◆ DATA FOR THIS TASK:
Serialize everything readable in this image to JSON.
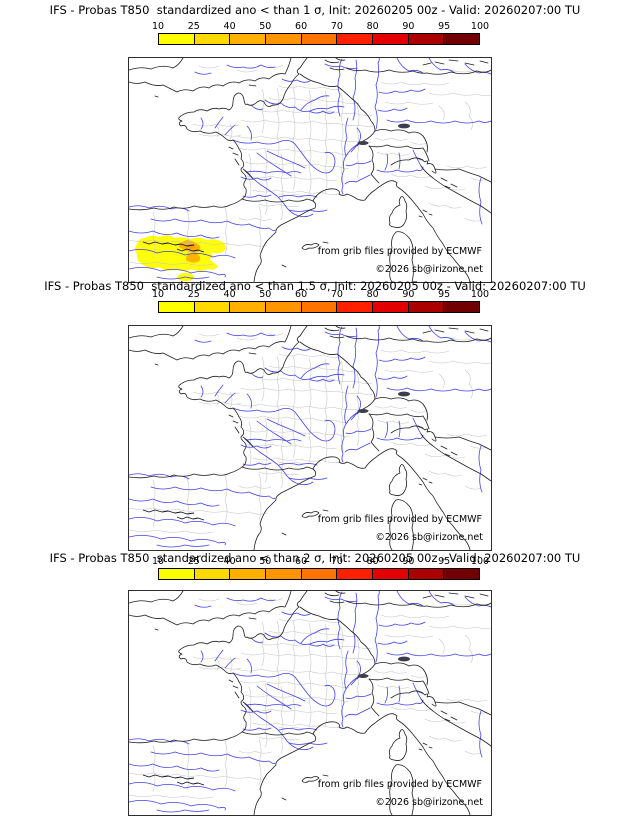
{
  "panels": [
    {
      "title": "IFS - Probas T850  standardized ano < than 1 σ, Init: 20260205 00z - Valid: 20260207:00 TU",
      "credit": "from grib files provided by ECMWF",
      "copyright": "©2026 sb@irizone.net",
      "has_anomaly_blob": true
    },
    {
      "title": "IFS - Probas T850  standardized ano < than 1.5 σ, Init: 20260205 00z - Valid: 20260207:00 TU",
      "credit": "from grib files provided by ECMWF",
      "copyright": "©2026 sb@irizone.net",
      "has_anomaly_blob": false
    },
    {
      "title": "IFS - Probas T850  standardized ano < than 2 σ, Init: 20260205 00z - Valid: 20260207:00 TU",
      "credit": "from grib files provided by ECMWF",
      "copyright": "©2026 sb@irizone.net",
      "has_anomaly_blob": false
    }
  ],
  "colorbar": {
    "ticks": [
      "10",
      "25",
      "40",
      "50",
      "60",
      "70",
      "80",
      "90",
      "95",
      "100"
    ],
    "segment_colors": [
      "#FFFF00",
      "#FFD900",
      "#FFB000",
      "#FF9500",
      "#FF7400",
      "#FF2000",
      "#E30000",
      "#AB0000",
      "#720000"
    ],
    "border_color": "#000000"
  },
  "map_colors": {
    "coast": "#1f1f1f",
    "river": "#4343e6",
    "admin_boundary": "#c4c4c4",
    "anomaly_yellow": "#FFFF0A",
    "anomaly_orange": "#FFB400",
    "anomaly_deep_orange": "#FF9E00",
    "lake": "#3d3d50"
  }
}
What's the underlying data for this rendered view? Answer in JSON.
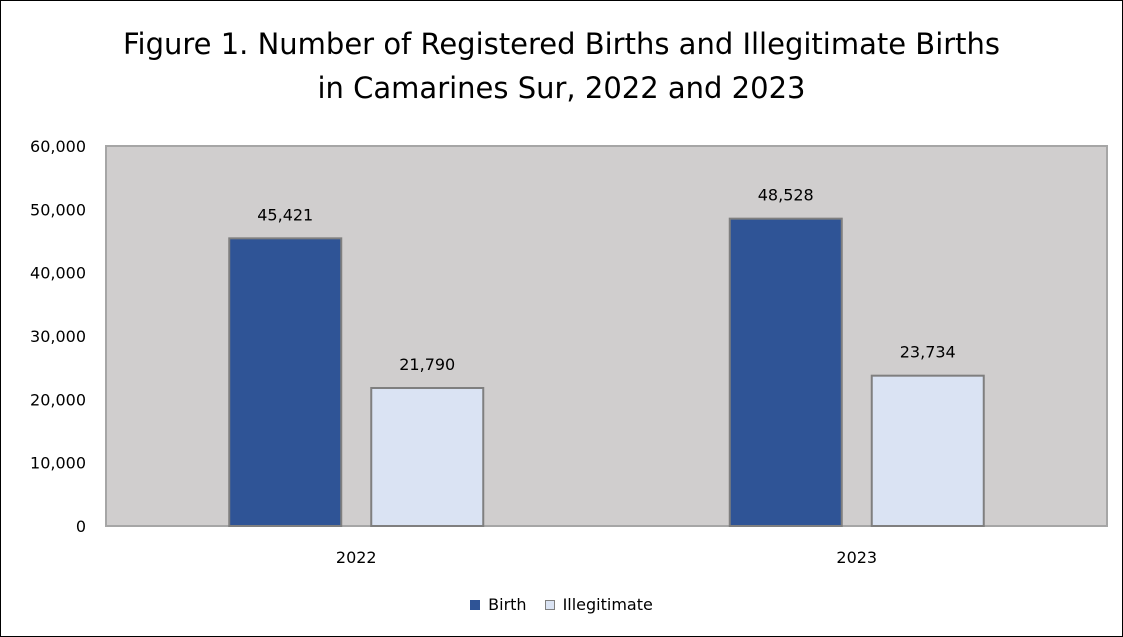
{
  "colors": {
    "plot_background": "#d0cece",
    "birth": "#2f5496",
    "illegitimate": "#dae3f3",
    "bar_border": "#7f7f7f",
    "frame": "#000000"
  },
  "chart_data": {
    "type": "bar",
    "title_line1": "Figure 1. Number of Registered Births and Illegitimate Births",
    "title_line2": "in Camarines Sur, 2022 and 2023",
    "categories": [
      "2022",
      "2023"
    ],
    "series": [
      {
        "name": "Birth",
        "values": [
          45421,
          48528
        ],
        "labels": [
          "45,421",
          "48,528"
        ]
      },
      {
        "name": "Illegitimate",
        "values": [
          21790,
          23734
        ],
        "labels": [
          "21,790",
          "23,734"
        ]
      }
    ],
    "ylim": [
      0,
      60000
    ],
    "yticks": [
      0,
      10000,
      20000,
      30000,
      40000,
      50000,
      60000
    ],
    "ytick_labels": [
      "0",
      "10,000",
      "20,000",
      "30,000",
      "40,000",
      "50,000",
      "60,000"
    ],
    "grid": false,
    "legend_position": "bottom"
  }
}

◆ TASK TO COMPLETE:
Where a line of the data holds "than", show that line.

◆ THE REPLY:
      "title": "IFS - Probas T850  standardized ano < than 1 σ, Init: 20260205 00z - Valid: 20260207:00 TU",
      "title": "IFS - Probas T850  standardized ano < than 1.5 σ, Init: 20260205 00z - Valid: 20260207:00 TU",
      "title": "IFS - Probas T850  standardized ano < than 2 σ, Init: 20260205 00z - Valid: 20260207:00 TU",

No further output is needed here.